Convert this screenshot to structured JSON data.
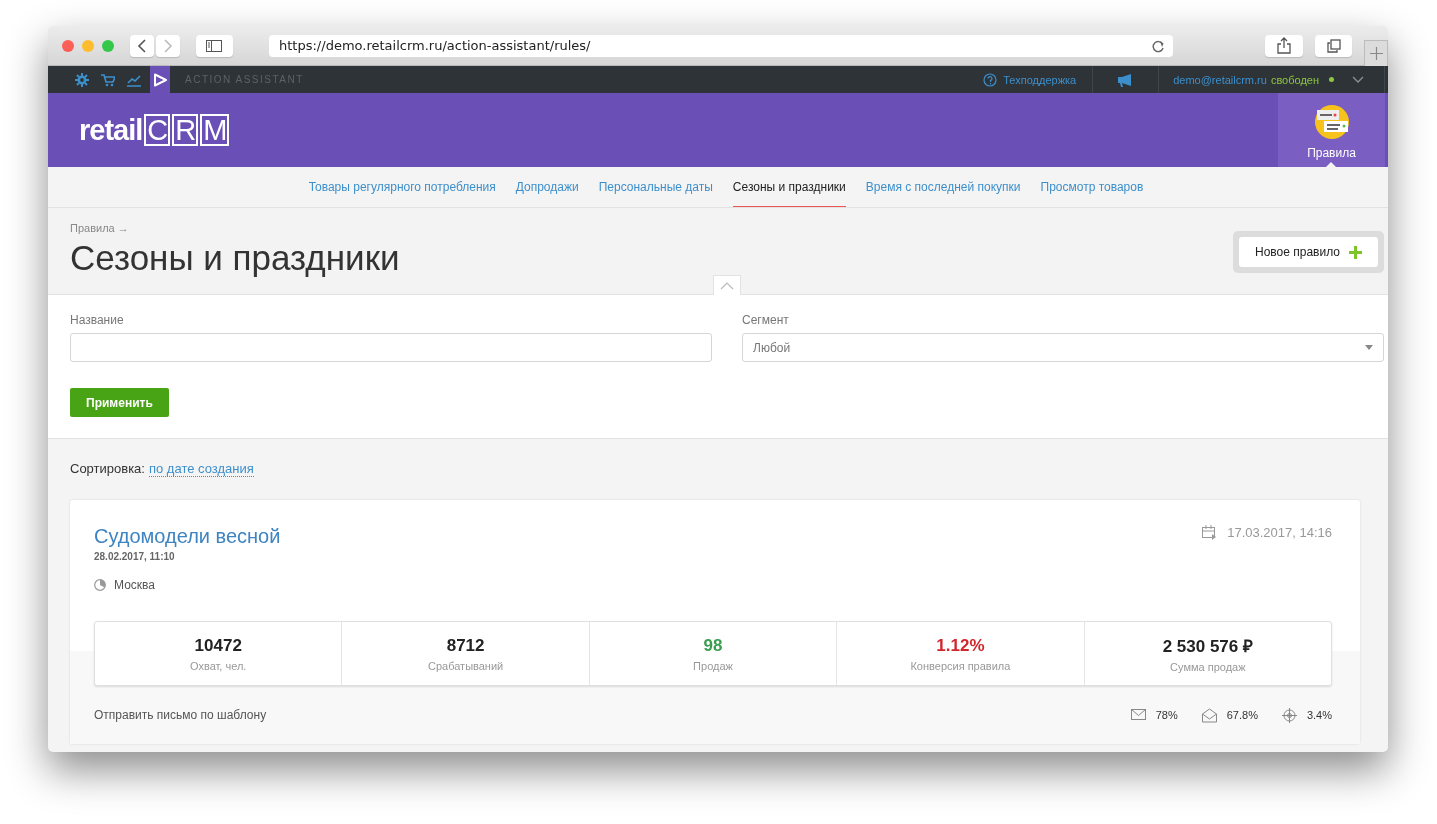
{
  "browser": {
    "url": "https://demo.retailcrm.ru/action-assistant/rules/"
  },
  "topbar": {
    "apps": [
      {
        "kind": "gear",
        "selected": false
      },
      {
        "kind": "cart",
        "selected": false
      },
      {
        "kind": "chart",
        "selected": false
      },
      {
        "kind": "play",
        "selected": true
      }
    ],
    "section": "ACTION ASSISTANT",
    "support": "Техподдержка",
    "user": "demo@retailcrm.ru",
    "status": "свободен"
  },
  "header": {
    "logo": "retailCRM",
    "module": "Правила"
  },
  "tabs": [
    {
      "label": "Товары регулярного потребления",
      "selected": false
    },
    {
      "label": "Допродажи",
      "selected": false
    },
    {
      "label": "Персональные даты",
      "selected": false
    },
    {
      "label": "Сезоны и праздники",
      "selected": true
    },
    {
      "label": "Время с последней покупки",
      "selected": false
    },
    {
      "label": "Просмотр товаров",
      "selected": false
    }
  ],
  "page": {
    "breadcrumb": "Правила →",
    "title": "Сезоны и праздники",
    "new_button": "Новое правило"
  },
  "filters": {
    "name_label": "Название",
    "segment_label": "Сегмент",
    "segment_value": "Любой",
    "apply": "Применить"
  },
  "sort": {
    "label": "Сортировка:",
    "value": "по дате создания"
  },
  "rules": [
    {
      "title": "Судомодели весной",
      "created": "28.02.2017, 11:10",
      "scheduled": "17.03.2017, 14:16",
      "segment": "Москва",
      "stats": [
        {
          "value": "10472",
          "label": "Охват, чел.",
          "color": "#222222"
        },
        {
          "value": "8712",
          "label": "Срабатываний",
          "color": "#222222"
        },
        {
          "value": "98",
          "label": "Продаж",
          "color": "#3a9d4f"
        },
        {
          "value": "1.12%",
          "label": "Конверсия правила",
          "color": "#d0262c"
        },
        {
          "value": "2 530 576 ₽",
          "label": "Сумма продаж",
          "color": "#222222"
        }
      ],
      "action": "Отправить письмо по шаблону",
      "metrics": [
        {
          "kind": "sent",
          "value": "78%"
        },
        {
          "kind": "opened",
          "value": "67.8%"
        },
        {
          "kind": "clicked",
          "value": "3.4%"
        }
      ]
    }
  ]
}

--------

— Exercise goal —
Give the count of lines holding the word "kind" and nothing more.

— Exercise response —
7